**Exercise prompt:** The records underneath are to be repeated exactly, with the pictures left out.

**Figure content listings:**
::::::

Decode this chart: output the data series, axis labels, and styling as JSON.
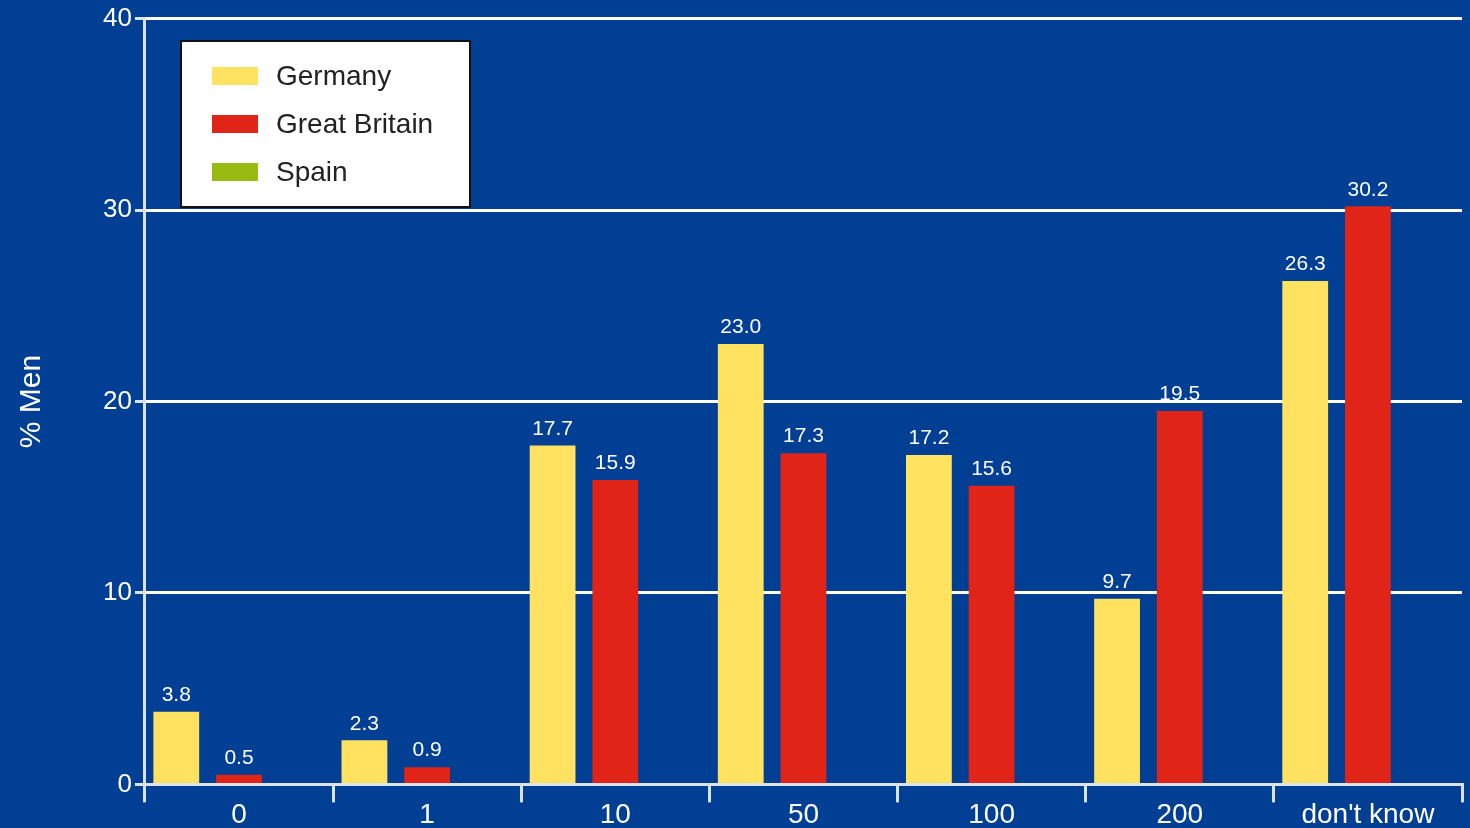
{
  "chart_data": {
    "type": "bar",
    "ylabel": "% Men",
    "categories": [
      "0",
      "1",
      "10",
      "50",
      "100",
      "200",
      "don't know"
    ],
    "series": [
      {
        "name": "Germany",
        "color": "#ffe360",
        "values": [
          3.8,
          2.3,
          17.7,
          23.0,
          17.2,
          9.7,
          26.3
        ],
        "value_labels": [
          "3.8",
          "2.3",
          "17.7",
          "23.0",
          "17.2",
          "9.7",
          "26.3"
        ]
      },
      {
        "name": "Great Britain",
        "color": "#e02418",
        "values": [
          0.5,
          0.9,
          15.9,
          17.3,
          15.6,
          19.5,
          30.2
        ],
        "value_labels": [
          "0.5",
          "0.9",
          "15.9",
          "17.3",
          "15.6",
          "19.5",
          "30.2"
        ]
      },
      {
        "name": "Spain",
        "color": "#99bb11",
        "values": [
          null,
          null,
          null,
          null,
          null,
          null,
          null
        ]
      }
    ],
    "ylim": [
      0,
      40
    ],
    "yticks": [
      0,
      10,
      20,
      30,
      40
    ],
    "grid": "y",
    "legend": "top left"
  }
}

::::::

**Correct result:**
Decode this chart: output the data series, axis labels, and styling as JSON.
{
  "chart_data": {
    "type": "bar",
    "ylabel": "% Men",
    "categories": [
      "0",
      "1",
      "10",
      "50",
      "100",
      "200",
      "don't know"
    ],
    "series": [
      {
        "name": "Germany",
        "color": "#ffe360",
        "values": [
          3.8,
          2.3,
          17.7,
          23.0,
          17.2,
          9.7,
          26.3
        ],
        "value_labels": [
          "3.8",
          "2.3",
          "17.7",
          "23.0",
          "17.2",
          "9.7",
          "26.3"
        ]
      },
      {
        "name": "Great Britain",
        "color": "#e02418",
        "values": [
          0.5,
          0.9,
          15.9,
          17.3,
          15.6,
          19.5,
          30.2
        ],
        "value_labels": [
          "0.5",
          "0.9",
          "15.9",
          "17.3",
          "15.6",
          "19.5",
          "30.2"
        ]
      },
      {
        "name": "Spain",
        "color": "#99bb11",
        "values": [
          null,
          null,
          null,
          null,
          null,
          null,
          null
        ]
      }
    ],
    "ylim": [
      0,
      40
    ],
    "yticks": [
      0,
      10,
      20,
      30,
      40
    ],
    "grid": "y",
    "legend": "top left"
  }
}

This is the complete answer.